- Task to carry out: Provide an exact reproduction of every entry.

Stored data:
────────────────────
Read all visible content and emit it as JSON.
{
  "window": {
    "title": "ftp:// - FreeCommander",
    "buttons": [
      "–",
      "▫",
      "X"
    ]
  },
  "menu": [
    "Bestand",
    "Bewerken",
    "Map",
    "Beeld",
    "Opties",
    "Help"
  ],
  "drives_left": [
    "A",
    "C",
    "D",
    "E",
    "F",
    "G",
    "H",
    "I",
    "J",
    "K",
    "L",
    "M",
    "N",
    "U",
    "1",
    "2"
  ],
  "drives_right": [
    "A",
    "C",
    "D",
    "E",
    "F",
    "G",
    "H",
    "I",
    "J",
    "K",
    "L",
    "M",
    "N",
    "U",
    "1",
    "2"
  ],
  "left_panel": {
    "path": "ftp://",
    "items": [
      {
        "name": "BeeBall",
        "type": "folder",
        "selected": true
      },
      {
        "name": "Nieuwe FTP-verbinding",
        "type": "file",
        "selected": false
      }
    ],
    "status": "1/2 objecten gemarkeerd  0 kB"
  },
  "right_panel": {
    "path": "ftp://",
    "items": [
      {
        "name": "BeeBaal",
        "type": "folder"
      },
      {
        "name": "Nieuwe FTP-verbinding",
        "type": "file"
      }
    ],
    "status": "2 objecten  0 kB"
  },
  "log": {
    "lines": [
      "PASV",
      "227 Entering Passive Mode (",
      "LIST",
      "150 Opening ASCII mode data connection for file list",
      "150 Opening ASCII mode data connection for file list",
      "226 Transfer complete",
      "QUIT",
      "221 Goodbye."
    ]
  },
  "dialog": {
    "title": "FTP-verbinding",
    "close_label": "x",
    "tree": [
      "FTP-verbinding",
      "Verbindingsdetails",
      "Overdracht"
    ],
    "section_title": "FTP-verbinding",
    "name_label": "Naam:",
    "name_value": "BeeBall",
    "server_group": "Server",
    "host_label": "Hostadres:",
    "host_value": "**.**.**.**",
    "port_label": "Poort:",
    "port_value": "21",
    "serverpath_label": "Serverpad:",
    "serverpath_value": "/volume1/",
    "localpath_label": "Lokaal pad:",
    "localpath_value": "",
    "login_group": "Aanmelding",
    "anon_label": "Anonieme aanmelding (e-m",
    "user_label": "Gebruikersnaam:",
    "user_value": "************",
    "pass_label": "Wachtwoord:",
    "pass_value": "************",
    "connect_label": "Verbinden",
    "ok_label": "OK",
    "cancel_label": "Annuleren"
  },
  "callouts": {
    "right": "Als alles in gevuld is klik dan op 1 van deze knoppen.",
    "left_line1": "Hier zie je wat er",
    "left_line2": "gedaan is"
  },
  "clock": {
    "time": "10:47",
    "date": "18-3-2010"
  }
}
────────────────────
- Exercise answer:
Read all visible content and emit it as JSON.
{
  "window": {
    "title": "ftp:// - FreeCommander",
    "buttons": [
      "–",
      "▫",
      "X"
    ]
  },
  "menu": [
    "Bestand",
    "Bewerken",
    "Map",
    "Beeld",
    "Opties",
    "Help"
  ],
  "drives_left": [
    "A",
    "C",
    "D",
    "E",
    "F",
    "G",
    "H",
    "I",
    "J",
    "K",
    "L",
    "M",
    "N",
    "U",
    "1",
    "2"
  ],
  "drives_right": [
    "A",
    "C",
    "D",
    "E",
    "F",
    "G",
    "H",
    "I",
    "J",
    "K",
    "L",
    "M",
    "N",
    "U",
    "1",
    "2"
  ],
  "left_panel": {
    "path": "ftp://",
    "items": [
      {
        "name": "BeeBall",
        "type": "folder",
        "selected": true
      },
      {
        "name": "Nieuwe FTP-verbinding",
        "type": "file",
        "selected": false
      }
    ],
    "status": "1/2 objecten gemarkeerd  0 kB"
  },
  "right_panel": {
    "path": "ftp://",
    "items": [
      {
        "name": "BeeBaal",
        "type": "folder"
      },
      {
        "name": "Nieuwe FTP-verbinding",
        "type": "file"
      }
    ],
    "status": "2 objecten  0 kB"
  },
  "log": {
    "lines": [
      "PASV",
      "227 Entering Passive Mode (",
      "LIST",
      "150 Opening ASCII mode data connection for file list",
      "150 Opening ASCII mode data connection for file list",
      "226 Transfer complete",
      "QUIT",
      "221 Goodbye."
    ]
  },
  "dialog": {
    "title": "FTP-verbinding",
    "close_label": "x",
    "tree": [
      "FTP-verbinding",
      "Verbindingsdetails",
      "Overdracht"
    ],
    "section_title": "FTP-verbinding",
    "name_label": "Naam:",
    "name_value": "BeeBall",
    "server_group": "Server",
    "host_label": "Hostadres:",
    "host_value": "**.**.**.**",
    "port_label": "Poort:",
    "port_value": "21",
    "serverpath_label": "Serverpad:",
    "serverpath_value": "/volume1/",
    "localpath_label": "Lokaal pad:",
    "localpath_value": "",
    "login_group": "Aanmelding",
    "anon_label": "Anonieme aanmelding (e-m",
    "user_label": "Gebruikersnaam:",
    "user_value": "************",
    "pass_label": "Wachtwoord:",
    "pass_value": "************",
    "connect_label": "Verbinden",
    "ok_label": "OK",
    "cancel_label": "Annuleren"
  },
  "callouts": {
    "right": "Als alles in gevuld is klik dan op 1 van deze knoppen.",
    "left_line1": "Hier zie je wat er",
    "left_line2": "gedaan is"
  },
  "clock": {
    "time": "10:47",
    "date": "18-3-2010"
  }
}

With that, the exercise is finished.